» Text under study
Content starts

Behavioral traits: Impulsivity, hyperactivity, and attention deficit disorder (ADHD).
Mechanisms of Injury
Types of Injuries:
Linear and angular injuries caused by external forces.
Primary Brain Damage: Includes concussion, contusion, skull fractures, and various types of intracranial hemorrhages.
Secondary Brain Damage: Results from cerebral edema, hypoxia, intracranial pressure, and ischemic syndromes.
Predictors of Injury Severity and Outcome
Outcome influenced by:
Injury location.
Age of child at injury.
Length and duration of coma.
Severity of post-traumatic amnesia (PTA).
Morphological characteristics of the injury.
Neurological Assessment
Glasgow Coma Scale:
Tool to assess neurologic status based on motor, verbal, and eye-opening responses.
Scores:
13-15: Mild TBI
9-12: Moderate TBI
3-8: Severe TBI
Duration of Coma and PTA
Duration Tracking:
20 min: Mild
20 min-6 hours: Moderate
6 to 24 hours: Severe
24 hours: Very Severe
PTA:
PTA longer than 3 weeks correlates with significant memory impairment post-injury.
Brain Imaging Techniques
Imaging Methods:
Structural: MRI, CT, angiography.
Metabolic activity: Functional MRI, MR spectroscopy.
Functional activity: EEG, evoked potential tests.
Unique Challenges in TBI Management
Assessment Complexity:
Varied clinical presentations necessitate frequent assessments and treatment plan modifications.
Factors Affecting Participation in Physical Therapy
Behavioral issues: Low frustration tolerance, memory disorders, and language skills impairment.
Visuo-spatial and perceptual impairments can limit environmental perception.
Physical Therapy Assessment Components
Medical Precautions: Vital signs, injury onset, diagnostic tests (CT, MRI).
Cognitive/Behavioral Assessment: Attention, orientation, behavior.
Status Assessment: Sensorimotor, functional status, muscle strength, balance, and cardiovascular fitness.
ROM, Muscle Strength, and Motor Performance Assessment
ROM Limitations: Can stem from pain, immobilization, or prolonged bed rest.

Content ends

» Source information

Content starts

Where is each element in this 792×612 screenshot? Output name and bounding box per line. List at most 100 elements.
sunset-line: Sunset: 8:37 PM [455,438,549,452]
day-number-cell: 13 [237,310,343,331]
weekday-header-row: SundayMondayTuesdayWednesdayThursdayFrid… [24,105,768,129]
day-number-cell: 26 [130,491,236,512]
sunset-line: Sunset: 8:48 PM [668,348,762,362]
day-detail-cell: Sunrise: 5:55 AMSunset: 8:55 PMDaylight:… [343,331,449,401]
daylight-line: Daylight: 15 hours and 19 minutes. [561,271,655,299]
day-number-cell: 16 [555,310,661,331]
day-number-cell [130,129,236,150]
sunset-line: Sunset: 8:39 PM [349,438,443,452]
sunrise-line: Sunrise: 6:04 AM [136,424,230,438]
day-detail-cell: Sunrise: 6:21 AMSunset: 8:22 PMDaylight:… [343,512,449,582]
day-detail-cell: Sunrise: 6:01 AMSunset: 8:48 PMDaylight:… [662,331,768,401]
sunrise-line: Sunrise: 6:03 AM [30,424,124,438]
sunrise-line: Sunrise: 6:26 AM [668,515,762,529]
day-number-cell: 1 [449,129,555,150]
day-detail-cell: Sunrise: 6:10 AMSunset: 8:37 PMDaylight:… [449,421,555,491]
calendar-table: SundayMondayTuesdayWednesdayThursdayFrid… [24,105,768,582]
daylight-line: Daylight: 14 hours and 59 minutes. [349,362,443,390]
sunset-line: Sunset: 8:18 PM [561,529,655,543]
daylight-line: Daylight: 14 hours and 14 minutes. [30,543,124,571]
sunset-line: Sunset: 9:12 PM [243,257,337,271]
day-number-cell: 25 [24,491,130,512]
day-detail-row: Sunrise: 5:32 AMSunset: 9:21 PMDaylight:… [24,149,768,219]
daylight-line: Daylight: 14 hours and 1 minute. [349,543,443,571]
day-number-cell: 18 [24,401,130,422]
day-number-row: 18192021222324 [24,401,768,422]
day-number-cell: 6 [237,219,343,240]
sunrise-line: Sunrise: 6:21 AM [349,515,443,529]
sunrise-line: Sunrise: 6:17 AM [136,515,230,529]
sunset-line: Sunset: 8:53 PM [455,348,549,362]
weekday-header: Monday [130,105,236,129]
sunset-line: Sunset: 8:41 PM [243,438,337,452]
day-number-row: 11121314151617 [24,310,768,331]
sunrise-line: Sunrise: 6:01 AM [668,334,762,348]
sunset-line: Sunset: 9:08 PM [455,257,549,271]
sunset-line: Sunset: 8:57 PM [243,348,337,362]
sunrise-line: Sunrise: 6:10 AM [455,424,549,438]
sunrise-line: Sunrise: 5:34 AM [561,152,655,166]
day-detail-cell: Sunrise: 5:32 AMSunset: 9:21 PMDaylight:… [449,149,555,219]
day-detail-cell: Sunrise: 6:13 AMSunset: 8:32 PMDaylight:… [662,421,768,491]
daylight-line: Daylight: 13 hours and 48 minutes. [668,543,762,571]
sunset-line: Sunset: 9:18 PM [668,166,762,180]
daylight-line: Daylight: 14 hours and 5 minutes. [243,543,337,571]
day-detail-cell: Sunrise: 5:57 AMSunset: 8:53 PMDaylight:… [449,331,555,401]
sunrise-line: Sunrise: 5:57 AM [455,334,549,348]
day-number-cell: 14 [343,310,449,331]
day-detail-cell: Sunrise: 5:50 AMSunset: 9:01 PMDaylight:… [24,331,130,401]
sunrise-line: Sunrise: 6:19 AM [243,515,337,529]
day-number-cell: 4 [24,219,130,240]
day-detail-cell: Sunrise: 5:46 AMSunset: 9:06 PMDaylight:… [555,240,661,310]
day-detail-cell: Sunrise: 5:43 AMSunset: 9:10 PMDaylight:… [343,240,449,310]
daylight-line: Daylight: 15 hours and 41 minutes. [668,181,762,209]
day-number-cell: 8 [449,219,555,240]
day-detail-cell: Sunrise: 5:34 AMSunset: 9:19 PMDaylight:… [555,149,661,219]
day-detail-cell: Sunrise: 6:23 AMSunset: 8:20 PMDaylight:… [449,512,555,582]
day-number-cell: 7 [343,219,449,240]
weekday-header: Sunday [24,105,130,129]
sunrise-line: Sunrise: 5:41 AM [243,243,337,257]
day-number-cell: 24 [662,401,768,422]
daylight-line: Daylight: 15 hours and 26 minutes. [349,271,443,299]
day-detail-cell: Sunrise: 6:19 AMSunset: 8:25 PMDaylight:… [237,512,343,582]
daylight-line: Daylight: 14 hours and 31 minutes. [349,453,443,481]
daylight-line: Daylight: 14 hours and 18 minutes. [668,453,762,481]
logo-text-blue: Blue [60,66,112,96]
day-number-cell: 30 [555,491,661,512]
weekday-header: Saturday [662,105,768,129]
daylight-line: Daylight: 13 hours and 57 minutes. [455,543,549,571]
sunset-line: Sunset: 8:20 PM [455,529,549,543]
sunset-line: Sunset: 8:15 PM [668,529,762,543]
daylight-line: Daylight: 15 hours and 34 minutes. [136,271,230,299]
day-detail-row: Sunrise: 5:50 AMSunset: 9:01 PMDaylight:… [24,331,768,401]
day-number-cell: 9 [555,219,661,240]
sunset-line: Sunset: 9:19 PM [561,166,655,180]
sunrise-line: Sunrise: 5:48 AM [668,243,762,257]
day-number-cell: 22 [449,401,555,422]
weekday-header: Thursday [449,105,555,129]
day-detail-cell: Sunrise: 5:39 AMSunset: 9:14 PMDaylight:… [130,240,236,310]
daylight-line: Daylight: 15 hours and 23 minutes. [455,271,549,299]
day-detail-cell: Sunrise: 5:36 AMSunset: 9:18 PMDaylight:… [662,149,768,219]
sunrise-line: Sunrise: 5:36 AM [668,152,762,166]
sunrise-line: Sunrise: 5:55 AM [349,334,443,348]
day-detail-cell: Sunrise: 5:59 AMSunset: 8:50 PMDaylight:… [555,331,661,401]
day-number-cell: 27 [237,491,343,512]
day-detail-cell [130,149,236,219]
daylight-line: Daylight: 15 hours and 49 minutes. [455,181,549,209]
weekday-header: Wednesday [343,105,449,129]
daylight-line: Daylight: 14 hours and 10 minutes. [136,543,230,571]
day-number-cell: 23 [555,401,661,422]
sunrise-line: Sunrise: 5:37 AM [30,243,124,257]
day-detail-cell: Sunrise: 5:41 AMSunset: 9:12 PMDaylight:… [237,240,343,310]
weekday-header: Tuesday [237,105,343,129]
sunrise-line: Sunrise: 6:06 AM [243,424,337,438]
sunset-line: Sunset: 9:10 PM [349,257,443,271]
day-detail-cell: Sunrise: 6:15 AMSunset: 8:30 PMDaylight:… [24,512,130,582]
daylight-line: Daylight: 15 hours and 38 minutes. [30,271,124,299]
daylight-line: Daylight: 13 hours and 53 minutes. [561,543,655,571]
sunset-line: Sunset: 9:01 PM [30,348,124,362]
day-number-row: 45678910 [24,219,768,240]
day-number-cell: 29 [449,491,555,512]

Content ends

» What the task asks
Answer these from the notes on traumatic brain injury above:
1. Which Glasgow Coma Scale scores indicate moderate TBI?
2. How long must PTA last to correlate with significant memory impairment after injury?
3. Which imaging methods measure functional activity?

» Completed exercise
1. 9-12
2. Longer than 3 weeks
3. EEG and evoked potential tests